### Exercise passage
Being in a loquacious mood I said to myself, “Self, why not write about writing? Narrow it down, explain how you come up with memorable characters.” Made sense to me; I bet my fans, both of them, would be fascinated at finding out where the depravity originates.
For an example I’ll use a recent series of short stories, the Stox Box series, and how it evolved. But first a little background on your humble author. As one might conclude from wading through the turgid prose of my catalog on Gromet, the majority of stories deal with dominant males and submissive females in a (this is unexpected) dominant/submissive theme.
It is no great leap of deduction to conclude, hey, this guy is some kind of control freak. Indeed I am, of the worst sort (warning, we may be talking toxic masculinity here). Since those in the law enforcement profession take a dim view of assault, kidnapping, false imprisonment, brainwashing and other assorted traits of the psychopath, I am forced to take the pragmatic approach and vent my irrefutable misogynistic tendencies (see, toxic!) through the medium of fictional accounts of what would otherwise be the subject of salacious TV mini-series and reality crime shows. Okay, background in place. We’ll leave the debate over which mental hospital is best suited for my new writing desk for another time.
On to the stories and characters; it all began one evening, in a galaxy far, far away. There I was, firmly ensconced in my comfy chair, mind wandering, considering what completely different idea might work for a story. Thanks to divine intervention (from above or below, hard to say) a glimmer of a notion began to grow like a festering wound.
One of Gromet’s categories is Packaged, Encasement & Objectification. I’d never tried to create a story like that, so naturally I assumed I’m an expert at it. Encasement, hmm, a shipping crate. Not a UPS Christmas package, something in line with the crates used for jet engines or turbine shafts. Something big enough to wrap around an adult, along with whatever else is necessary for the story. Objectification, reduce the protagonist to the helpless, the ‘lump on a log’, bereft of any ability to interact, doomed to lie in state in that crate, the object being encased. And finally packaged, all gathered together in a nice, neat bundle, with the functional bits hidden away from the outside viewer. To the casual observer, it’s only another wooden crate, one among thousands, nothing to distinguish it from any other. Only the unfortunate inhabitant on the inside has any reason to care about what happens to just one more package.
That’s the general idea, now to specifics. There has to be the control aspect. After all, it’s my story, that’s what I like to read about (yeah, unapologetic selfishness, disgusting isn’t it?). Wooden box, so wooden restraints, gotta keep to the theme. The prime example would be those lovely wooden stocks and pillories prevalent in earlier centuries. Puritan style stocks for wrists and ankles, cruel and often deadly pillories for the neck and hands.

### Instructions to follow
Return the part of the essay on creating story characters between "On to the stories" and "a festering wound.", inclusive, copied word for word.

### Data listing
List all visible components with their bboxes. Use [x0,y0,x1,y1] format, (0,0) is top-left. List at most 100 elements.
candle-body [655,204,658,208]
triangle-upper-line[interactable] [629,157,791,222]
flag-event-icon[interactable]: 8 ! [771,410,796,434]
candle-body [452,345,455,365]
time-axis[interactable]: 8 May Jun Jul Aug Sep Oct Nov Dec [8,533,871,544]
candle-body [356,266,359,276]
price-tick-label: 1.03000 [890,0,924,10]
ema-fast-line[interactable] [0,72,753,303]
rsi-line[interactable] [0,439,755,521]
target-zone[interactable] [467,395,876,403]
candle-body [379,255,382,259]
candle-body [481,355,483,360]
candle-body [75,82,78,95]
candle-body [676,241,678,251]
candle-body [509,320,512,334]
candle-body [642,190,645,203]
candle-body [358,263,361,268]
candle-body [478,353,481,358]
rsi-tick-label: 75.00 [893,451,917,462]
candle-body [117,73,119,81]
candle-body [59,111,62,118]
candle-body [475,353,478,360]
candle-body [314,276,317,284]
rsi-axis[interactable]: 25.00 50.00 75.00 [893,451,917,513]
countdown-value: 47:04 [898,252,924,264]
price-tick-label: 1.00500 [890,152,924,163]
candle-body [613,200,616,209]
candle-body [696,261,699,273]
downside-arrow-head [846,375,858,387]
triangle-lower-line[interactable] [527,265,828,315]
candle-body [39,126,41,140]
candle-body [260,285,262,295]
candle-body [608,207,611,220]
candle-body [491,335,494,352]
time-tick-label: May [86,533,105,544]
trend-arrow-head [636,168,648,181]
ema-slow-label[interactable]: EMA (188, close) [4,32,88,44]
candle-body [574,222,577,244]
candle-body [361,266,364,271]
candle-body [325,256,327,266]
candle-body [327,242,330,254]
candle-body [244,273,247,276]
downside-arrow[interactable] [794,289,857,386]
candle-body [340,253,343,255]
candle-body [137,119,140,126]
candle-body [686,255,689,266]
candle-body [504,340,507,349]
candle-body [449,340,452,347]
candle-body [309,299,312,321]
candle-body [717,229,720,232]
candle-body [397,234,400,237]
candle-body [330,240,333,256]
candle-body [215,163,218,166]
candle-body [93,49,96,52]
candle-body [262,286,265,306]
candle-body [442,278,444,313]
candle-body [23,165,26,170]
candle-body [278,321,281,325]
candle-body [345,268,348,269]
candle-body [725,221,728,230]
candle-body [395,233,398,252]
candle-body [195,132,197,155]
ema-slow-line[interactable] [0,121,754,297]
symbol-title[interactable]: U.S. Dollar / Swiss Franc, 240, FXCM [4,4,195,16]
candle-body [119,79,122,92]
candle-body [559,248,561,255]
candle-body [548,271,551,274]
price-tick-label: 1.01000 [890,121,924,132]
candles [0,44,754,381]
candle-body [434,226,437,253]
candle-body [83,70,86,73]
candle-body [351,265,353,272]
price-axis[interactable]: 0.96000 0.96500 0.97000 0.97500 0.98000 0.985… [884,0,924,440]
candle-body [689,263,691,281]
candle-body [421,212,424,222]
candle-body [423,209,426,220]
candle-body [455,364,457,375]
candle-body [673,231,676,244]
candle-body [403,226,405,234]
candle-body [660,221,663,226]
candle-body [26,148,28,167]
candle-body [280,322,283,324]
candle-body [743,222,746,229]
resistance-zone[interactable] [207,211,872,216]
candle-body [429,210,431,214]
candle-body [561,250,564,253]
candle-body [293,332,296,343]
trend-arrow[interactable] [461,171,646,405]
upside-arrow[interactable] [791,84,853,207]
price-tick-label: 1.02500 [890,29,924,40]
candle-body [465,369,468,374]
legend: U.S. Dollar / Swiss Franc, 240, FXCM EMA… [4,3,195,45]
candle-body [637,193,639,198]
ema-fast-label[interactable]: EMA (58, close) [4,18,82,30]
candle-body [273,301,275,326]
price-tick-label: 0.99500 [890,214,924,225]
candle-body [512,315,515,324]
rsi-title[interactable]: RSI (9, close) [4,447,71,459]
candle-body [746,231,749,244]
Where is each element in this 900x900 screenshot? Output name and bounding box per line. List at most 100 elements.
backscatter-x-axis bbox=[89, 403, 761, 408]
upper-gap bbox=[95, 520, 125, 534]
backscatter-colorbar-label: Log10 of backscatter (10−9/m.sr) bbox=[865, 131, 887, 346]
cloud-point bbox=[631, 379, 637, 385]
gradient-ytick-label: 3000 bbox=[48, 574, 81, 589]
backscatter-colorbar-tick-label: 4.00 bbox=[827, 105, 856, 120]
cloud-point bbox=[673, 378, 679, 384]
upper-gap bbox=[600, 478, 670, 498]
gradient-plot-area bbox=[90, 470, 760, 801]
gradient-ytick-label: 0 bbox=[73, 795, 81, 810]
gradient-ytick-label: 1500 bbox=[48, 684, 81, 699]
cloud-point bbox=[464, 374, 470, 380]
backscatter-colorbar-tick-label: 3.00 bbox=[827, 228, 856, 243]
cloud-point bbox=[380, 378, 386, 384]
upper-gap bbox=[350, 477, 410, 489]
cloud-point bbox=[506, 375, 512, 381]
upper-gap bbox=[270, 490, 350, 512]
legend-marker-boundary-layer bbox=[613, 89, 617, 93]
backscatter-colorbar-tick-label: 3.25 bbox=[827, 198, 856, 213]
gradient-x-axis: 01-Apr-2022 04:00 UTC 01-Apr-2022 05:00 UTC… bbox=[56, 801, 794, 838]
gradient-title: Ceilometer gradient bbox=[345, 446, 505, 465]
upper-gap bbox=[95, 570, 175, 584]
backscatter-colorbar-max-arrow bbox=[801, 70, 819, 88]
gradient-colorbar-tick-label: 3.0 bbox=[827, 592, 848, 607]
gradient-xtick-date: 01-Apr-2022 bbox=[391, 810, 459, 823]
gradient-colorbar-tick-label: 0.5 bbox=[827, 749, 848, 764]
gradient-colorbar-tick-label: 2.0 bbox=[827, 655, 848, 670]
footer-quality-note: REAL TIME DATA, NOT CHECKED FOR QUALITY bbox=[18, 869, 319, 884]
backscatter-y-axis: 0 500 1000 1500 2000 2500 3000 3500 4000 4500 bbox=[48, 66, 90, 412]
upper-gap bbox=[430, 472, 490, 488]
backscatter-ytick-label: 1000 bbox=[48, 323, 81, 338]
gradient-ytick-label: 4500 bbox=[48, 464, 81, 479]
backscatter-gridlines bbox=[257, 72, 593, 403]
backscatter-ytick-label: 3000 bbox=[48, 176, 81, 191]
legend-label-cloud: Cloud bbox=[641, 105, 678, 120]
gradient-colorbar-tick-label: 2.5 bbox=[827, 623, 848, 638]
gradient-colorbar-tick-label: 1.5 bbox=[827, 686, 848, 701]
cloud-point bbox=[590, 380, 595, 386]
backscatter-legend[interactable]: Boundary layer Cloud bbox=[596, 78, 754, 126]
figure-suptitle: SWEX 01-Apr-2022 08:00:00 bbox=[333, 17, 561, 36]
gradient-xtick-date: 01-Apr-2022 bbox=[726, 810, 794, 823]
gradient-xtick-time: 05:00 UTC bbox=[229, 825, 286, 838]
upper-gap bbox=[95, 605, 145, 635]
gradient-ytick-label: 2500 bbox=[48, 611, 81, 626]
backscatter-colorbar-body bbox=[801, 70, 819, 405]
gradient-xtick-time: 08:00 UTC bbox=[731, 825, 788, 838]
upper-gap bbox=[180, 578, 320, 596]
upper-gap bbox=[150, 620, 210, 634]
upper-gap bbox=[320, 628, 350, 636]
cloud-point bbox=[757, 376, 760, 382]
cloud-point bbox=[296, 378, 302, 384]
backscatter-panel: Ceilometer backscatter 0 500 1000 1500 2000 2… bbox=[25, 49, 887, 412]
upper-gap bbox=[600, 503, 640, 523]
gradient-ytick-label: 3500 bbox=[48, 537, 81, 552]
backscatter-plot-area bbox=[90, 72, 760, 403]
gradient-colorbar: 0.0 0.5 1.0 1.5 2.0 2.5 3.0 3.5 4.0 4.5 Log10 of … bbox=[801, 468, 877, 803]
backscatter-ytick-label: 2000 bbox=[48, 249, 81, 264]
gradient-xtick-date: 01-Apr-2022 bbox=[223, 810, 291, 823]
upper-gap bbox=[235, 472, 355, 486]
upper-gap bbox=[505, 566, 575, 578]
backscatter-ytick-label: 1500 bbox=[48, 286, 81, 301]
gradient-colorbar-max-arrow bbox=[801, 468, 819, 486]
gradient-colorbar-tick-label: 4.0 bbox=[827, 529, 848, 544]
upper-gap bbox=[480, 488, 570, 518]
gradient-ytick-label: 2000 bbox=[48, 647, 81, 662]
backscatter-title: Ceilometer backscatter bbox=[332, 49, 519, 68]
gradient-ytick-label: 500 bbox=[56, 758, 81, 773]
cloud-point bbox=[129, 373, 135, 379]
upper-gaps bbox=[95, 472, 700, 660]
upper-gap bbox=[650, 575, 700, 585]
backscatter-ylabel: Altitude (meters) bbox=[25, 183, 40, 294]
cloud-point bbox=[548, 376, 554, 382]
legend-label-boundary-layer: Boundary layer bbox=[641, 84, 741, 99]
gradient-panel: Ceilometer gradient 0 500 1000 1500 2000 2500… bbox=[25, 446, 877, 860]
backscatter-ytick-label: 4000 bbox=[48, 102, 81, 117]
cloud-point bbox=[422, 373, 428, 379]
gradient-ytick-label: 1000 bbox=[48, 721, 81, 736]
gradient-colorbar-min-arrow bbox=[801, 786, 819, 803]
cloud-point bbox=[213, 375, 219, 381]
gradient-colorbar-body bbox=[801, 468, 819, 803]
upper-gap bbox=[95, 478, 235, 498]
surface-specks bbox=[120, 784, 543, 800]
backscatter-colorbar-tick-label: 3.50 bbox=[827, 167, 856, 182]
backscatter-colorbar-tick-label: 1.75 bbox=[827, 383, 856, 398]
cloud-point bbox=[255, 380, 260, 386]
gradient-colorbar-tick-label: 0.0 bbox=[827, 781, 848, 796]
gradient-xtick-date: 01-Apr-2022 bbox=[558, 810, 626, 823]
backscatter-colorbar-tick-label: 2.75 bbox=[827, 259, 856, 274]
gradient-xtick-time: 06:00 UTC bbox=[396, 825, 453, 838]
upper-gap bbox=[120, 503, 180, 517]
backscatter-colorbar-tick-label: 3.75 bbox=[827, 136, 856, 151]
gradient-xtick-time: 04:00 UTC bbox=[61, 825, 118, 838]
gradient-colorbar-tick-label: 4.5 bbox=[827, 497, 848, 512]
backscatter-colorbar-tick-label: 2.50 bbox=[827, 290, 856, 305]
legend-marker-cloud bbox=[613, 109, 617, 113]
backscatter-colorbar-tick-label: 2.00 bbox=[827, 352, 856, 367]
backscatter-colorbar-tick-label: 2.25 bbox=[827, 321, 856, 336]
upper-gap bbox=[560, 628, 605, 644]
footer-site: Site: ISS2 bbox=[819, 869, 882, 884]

### Written answer
On to the stories and characters; it all began one evening, in a galaxy far, far away. There I was, firmly ensconced in my comfy chair, mind wandering, considering what completely different idea might work for a story. Thanks to divine intervention (from above or below, hard to say) a glimmer of a notion began to grow like a festering wound.